--- Start The input ---
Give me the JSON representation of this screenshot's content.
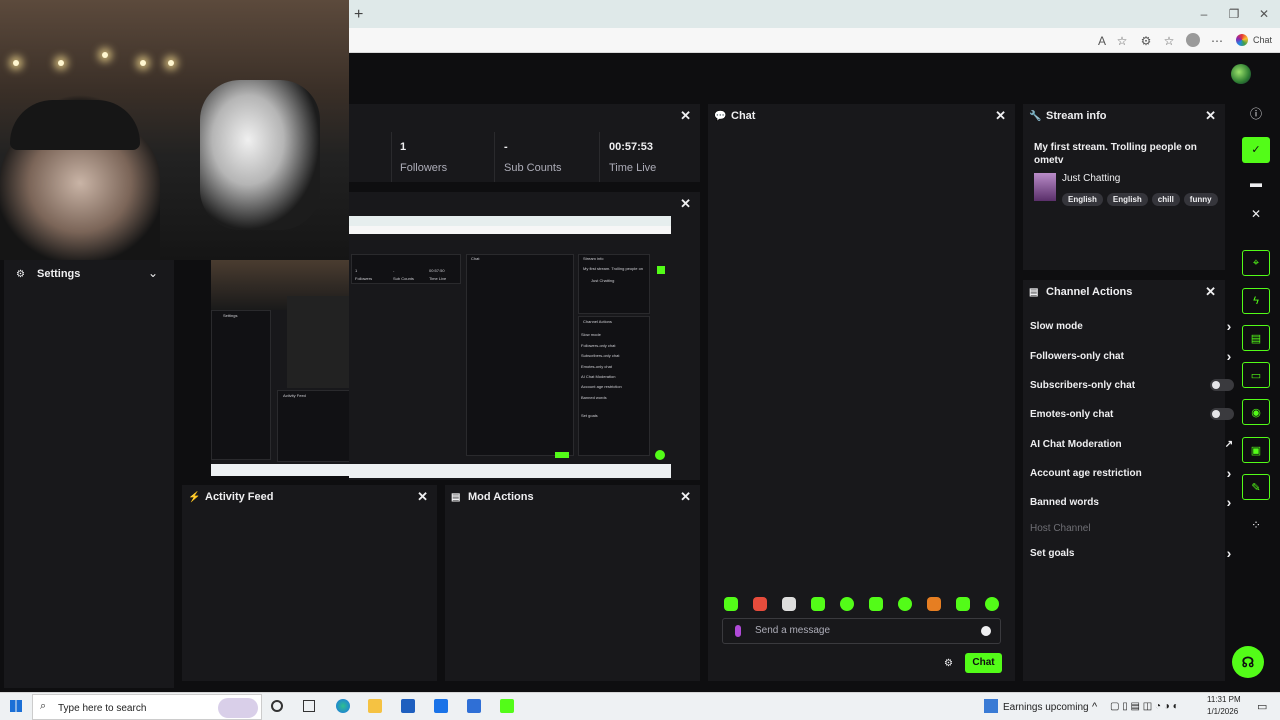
{
  "browser": {
    "new_tab_symbol": "+",
    "chat_label": "Chat"
  },
  "stats": {
    "followers_value": "1",
    "followers_label": "Followers",
    "subs_value": "-",
    "subs_label": "Sub Counts",
    "time_value": "00:57:53",
    "time_label": "Time Live"
  },
  "settings": {
    "label": "Settings"
  },
  "chat": {
    "title": "Chat",
    "placeholder": "Send a message",
    "send_label": "Chat"
  },
  "stream_info": {
    "title": "Stream info",
    "stream_title": "My first stream. Trolling people on ometv",
    "category": "Just Chatting",
    "tags": [
      "English",
      "English",
      "chill",
      "funny"
    ]
  },
  "channel_actions": {
    "title": "Channel Actions",
    "items": [
      {
        "label": "Slow mode",
        "control": "chevron"
      },
      {
        "label": "Followers-only chat",
        "control": "chevron"
      },
      {
        "label": "Subscribers-only chat",
        "control": "toggle"
      },
      {
        "label": "Emotes-only chat",
        "control": "toggle"
      },
      {
        "label": "AI Chat Moderation",
        "control": "external"
      },
      {
        "label": "Account age restriction",
        "control": "chevron"
      },
      {
        "label": "Banned words",
        "control": "chevron"
      },
      {
        "label": "Host Channel",
        "control": "none"
      },
      {
        "label": "Set goals",
        "control": "chevron"
      }
    ]
  },
  "activity_feed": {
    "title": "Activity Feed"
  },
  "mod_actions": {
    "title": "Mod Actions"
  },
  "taskbar": {
    "search_placeholder": "Type here to search",
    "news_label": "Earnings upcoming",
    "time": "11:31 PM",
    "date": "1/1/2026"
  },
  "colors": {
    "accent": "#53fc18",
    "panel": "#18181b",
    "background": "#0e0e10"
  }
}
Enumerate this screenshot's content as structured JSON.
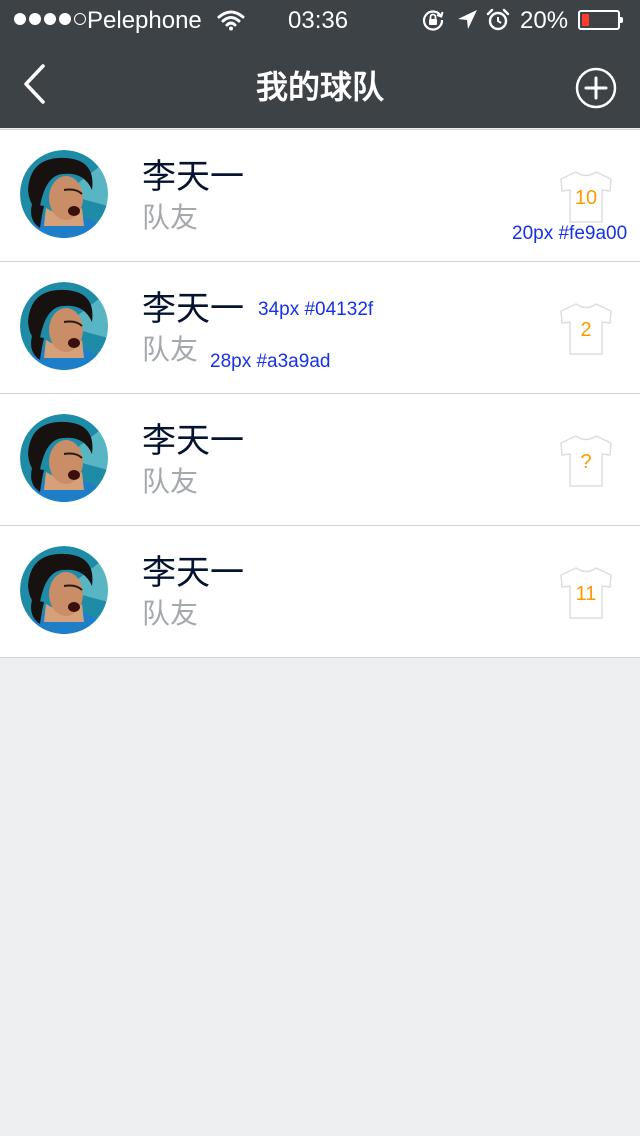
--- End The input ---
* What needs to be done *
Print each line of the material above exactly, with the pictures removed from your copy.

* Task solution *
Give me the JSON representation of this screenshot's content.
{
  "browser": {
    "new_tab_symbol": "+",
    "chat_label": "Chat"
  },
  "stats": {
    "followers_value": "1",
    "followers_label": "Followers",
    "subs_value": "-",
    "subs_label": "Sub Counts",
    "time_value": "00:57:53",
    "time_label": "Time Live"
  },
  "settings": {
    "label": "Settings"
  },
  "chat": {
    "title": "Chat",
    "placeholder": "Send a message",
    "send_label": "Chat"
  },
  "stream_info": {
    "title": "Stream info",
    "stream_title": "My first stream. Trolling people on ometv",
    "category": "Just Chatting",
    "tags": [
      "English",
      "English",
      "chill",
      "funny"
    ]
  },
  "channel_actions": {
    "title": "Channel Actions",
    "items": [
      {
        "label": "Slow mode",
        "control": "chevron"
      },
      {
        "label": "Followers-only chat",
        "control": "chevron"
      },
      {
        "label": "Subscribers-only chat",
        "control": "toggle"
      },
      {
        "label": "Emotes-only chat",
        "control": "toggle"
      },
      {
        "label": "AI Chat Moderation",
        "control": "external"
      },
      {
        "label": "Account age restriction",
        "control": "chevron"
      },
      {
        "label": "Banned words",
        "control": "chevron"
      },
      {
        "label": "Host Channel",
        "control": "none"
      },
      {
        "label": "Set goals",
        "control": "chevron"
      }
    ]
  },
  "activity_feed": {
    "title": "Activity Feed"
  },
  "mod_actions": {
    "title": "Mod Actions"
  },
  "taskbar": {
    "search_placeholder": "Type here to search",
    "news_label": "Earnings upcoming",
    "time": "11:31 PM",
    "date": "1/1/2026"
  },
  "colors": {
    "accent": "#53fc18",
    "panel": "#18181b",
    "background": "#0e0e10"
  }
}
Enumerate this screenshot's content as structured JSON.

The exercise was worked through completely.